- _Exercise_
Give the number of lines below that contain "Mazzuzi", with no other output.

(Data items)
——
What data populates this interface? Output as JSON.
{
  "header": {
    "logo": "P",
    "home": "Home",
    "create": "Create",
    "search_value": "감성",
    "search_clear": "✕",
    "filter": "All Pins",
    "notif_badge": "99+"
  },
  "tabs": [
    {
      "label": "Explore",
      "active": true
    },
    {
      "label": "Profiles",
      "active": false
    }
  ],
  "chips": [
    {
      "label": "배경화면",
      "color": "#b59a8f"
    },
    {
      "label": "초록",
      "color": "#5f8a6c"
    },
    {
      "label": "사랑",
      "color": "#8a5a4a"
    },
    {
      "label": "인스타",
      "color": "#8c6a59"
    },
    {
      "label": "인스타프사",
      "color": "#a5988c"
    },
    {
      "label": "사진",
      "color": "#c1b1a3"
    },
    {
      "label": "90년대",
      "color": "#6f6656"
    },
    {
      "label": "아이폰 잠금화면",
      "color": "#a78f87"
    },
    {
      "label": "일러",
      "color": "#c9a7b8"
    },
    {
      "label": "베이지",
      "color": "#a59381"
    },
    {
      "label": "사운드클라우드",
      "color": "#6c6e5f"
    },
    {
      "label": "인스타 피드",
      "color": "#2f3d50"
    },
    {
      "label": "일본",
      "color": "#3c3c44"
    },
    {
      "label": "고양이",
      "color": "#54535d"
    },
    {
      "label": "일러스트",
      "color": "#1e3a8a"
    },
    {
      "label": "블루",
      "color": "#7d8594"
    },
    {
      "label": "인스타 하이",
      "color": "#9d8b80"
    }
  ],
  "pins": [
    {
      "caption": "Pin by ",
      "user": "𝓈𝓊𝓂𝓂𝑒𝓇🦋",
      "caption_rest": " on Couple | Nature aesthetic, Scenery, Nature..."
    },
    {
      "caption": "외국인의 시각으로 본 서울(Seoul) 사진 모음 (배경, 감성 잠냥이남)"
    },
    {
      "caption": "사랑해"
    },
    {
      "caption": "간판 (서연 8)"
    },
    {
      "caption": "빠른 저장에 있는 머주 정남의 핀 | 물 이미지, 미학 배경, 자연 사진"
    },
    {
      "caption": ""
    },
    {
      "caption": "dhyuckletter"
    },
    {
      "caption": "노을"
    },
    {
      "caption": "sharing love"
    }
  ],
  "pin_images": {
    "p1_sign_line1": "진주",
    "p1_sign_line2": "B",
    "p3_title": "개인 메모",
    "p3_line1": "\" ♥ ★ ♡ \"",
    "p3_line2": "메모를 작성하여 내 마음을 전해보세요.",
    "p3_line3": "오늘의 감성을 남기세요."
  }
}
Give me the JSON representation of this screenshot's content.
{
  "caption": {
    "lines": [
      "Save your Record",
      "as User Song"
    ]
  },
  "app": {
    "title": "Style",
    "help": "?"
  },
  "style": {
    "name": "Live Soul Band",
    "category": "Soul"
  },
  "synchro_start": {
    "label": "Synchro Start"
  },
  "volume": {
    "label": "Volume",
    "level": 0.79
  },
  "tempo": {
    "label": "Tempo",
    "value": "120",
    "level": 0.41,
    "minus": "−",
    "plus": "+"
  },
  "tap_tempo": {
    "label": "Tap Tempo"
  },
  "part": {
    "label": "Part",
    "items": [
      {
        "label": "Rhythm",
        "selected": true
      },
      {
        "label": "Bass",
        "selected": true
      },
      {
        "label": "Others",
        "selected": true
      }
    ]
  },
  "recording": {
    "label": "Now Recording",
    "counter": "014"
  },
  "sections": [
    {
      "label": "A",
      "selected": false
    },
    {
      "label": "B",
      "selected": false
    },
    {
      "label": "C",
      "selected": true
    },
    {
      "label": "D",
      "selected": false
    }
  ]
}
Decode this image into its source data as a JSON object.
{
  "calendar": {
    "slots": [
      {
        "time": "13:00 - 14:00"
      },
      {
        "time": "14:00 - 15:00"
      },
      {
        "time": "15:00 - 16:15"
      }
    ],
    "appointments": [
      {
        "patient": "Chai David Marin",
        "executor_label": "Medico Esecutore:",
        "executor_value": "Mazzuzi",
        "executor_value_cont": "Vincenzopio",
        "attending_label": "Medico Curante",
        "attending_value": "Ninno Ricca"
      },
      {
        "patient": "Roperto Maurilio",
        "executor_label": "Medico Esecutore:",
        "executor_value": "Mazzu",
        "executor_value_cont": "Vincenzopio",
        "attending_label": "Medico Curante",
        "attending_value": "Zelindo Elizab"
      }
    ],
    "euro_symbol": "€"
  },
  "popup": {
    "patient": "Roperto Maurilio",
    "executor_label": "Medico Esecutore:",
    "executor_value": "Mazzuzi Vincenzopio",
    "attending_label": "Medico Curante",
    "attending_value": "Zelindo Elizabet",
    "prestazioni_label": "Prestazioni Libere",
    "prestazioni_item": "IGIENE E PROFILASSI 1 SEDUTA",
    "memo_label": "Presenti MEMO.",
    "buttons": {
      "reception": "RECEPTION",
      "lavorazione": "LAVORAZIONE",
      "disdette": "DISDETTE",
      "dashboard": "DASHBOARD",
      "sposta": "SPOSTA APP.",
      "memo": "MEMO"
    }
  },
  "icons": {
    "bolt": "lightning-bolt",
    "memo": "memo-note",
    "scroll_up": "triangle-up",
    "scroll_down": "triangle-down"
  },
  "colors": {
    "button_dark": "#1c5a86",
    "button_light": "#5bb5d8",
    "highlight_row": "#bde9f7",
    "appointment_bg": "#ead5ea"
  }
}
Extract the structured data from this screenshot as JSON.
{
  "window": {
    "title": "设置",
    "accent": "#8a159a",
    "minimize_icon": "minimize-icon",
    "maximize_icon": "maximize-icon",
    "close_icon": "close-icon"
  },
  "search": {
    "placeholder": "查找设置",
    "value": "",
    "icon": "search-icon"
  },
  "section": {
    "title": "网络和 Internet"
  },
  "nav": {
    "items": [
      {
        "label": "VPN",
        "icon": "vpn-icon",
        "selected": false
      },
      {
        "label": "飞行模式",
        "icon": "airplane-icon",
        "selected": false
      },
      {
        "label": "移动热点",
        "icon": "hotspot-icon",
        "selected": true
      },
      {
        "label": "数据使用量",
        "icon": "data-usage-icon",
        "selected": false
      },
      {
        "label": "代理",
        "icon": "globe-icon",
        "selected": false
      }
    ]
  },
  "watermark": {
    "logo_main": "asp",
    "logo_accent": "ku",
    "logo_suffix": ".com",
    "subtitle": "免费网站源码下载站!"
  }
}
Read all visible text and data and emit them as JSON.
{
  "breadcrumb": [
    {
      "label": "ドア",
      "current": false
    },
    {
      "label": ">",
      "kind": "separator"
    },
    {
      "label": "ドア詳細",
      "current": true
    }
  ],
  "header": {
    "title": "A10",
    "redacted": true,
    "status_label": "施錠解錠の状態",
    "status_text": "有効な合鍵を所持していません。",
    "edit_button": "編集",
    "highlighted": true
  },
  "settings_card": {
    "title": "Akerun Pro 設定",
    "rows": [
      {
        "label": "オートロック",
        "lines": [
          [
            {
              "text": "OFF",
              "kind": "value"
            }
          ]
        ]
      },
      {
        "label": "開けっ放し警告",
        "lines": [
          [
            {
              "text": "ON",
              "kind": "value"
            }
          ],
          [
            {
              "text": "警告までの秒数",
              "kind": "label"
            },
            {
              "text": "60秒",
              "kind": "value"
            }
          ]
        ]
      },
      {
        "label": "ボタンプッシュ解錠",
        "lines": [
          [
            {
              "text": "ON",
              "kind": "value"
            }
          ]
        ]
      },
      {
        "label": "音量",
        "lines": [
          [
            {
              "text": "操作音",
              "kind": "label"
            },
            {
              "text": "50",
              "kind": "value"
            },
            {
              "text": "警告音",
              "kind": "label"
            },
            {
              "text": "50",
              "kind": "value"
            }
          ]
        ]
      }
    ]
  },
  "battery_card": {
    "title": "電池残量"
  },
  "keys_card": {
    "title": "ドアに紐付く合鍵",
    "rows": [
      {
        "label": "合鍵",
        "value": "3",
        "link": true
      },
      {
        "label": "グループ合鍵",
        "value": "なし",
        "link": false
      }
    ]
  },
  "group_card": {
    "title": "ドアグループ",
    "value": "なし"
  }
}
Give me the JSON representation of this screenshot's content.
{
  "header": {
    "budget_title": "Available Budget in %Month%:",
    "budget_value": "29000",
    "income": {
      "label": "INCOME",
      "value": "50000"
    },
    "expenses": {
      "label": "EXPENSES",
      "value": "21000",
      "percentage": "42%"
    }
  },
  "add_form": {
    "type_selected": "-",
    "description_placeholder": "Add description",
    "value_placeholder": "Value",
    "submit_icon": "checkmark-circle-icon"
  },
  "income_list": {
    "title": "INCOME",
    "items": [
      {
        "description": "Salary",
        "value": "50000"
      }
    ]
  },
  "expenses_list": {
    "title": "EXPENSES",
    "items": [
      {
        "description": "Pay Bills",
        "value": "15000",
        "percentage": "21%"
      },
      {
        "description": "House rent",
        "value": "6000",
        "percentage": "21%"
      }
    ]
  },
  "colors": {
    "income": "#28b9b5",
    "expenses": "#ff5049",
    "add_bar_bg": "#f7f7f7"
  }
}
——
- _Exercise output_
2